• _TASK STATEMENT_: Pick out each line in these entries that contains the string "text".

• _DATA SHOWN_:
▬▬▬▬▬▬▬▬▬▬

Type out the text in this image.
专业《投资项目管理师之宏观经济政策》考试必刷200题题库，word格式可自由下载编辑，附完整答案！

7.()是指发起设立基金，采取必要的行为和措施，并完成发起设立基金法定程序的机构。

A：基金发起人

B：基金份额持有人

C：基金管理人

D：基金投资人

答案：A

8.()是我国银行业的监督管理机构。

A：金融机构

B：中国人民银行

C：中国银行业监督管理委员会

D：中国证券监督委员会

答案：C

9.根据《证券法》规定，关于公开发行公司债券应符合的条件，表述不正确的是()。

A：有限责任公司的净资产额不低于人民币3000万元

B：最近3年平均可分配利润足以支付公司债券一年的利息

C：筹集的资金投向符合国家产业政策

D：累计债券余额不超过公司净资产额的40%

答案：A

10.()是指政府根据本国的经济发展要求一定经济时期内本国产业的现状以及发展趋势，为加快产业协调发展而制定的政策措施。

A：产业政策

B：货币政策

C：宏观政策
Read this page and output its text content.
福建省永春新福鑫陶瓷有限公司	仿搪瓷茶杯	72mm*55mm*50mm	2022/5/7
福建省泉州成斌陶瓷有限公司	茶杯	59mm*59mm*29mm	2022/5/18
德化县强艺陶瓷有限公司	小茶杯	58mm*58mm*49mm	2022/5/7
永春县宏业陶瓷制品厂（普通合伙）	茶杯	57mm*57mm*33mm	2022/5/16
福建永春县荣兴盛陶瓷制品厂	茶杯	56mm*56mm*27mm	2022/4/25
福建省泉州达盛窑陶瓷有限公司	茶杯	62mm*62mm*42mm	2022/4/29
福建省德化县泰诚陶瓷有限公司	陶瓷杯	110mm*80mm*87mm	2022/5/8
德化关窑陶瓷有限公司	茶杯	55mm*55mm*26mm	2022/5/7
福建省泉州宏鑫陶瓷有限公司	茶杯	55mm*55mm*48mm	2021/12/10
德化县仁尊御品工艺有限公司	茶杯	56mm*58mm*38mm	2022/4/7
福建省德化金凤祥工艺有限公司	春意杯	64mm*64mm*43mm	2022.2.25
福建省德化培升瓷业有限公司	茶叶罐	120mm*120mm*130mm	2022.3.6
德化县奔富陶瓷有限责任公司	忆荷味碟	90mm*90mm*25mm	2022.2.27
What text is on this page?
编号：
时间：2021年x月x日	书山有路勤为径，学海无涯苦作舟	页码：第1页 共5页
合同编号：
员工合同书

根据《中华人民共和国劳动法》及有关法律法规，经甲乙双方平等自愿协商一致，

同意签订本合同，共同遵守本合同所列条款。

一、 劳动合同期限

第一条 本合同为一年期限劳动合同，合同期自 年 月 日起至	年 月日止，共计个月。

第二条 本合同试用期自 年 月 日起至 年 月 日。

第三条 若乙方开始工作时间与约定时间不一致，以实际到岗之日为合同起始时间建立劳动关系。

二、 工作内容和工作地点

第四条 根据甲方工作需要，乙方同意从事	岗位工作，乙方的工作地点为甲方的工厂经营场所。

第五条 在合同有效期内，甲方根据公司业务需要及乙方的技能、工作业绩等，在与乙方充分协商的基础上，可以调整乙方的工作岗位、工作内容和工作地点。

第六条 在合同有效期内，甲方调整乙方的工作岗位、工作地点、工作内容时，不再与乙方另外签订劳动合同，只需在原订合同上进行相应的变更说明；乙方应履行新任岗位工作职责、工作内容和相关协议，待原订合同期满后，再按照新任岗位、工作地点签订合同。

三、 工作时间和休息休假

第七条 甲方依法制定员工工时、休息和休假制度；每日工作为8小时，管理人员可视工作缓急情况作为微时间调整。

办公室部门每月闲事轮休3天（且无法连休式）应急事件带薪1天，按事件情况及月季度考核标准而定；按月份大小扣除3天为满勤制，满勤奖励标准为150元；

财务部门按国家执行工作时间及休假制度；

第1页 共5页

▬▬▬▬▬▬▬▬▬▬

• _SOLUTION TO THIS PROBLEM_:
Type out the text in this image.
Read this page and output its text content.
What text is on this page?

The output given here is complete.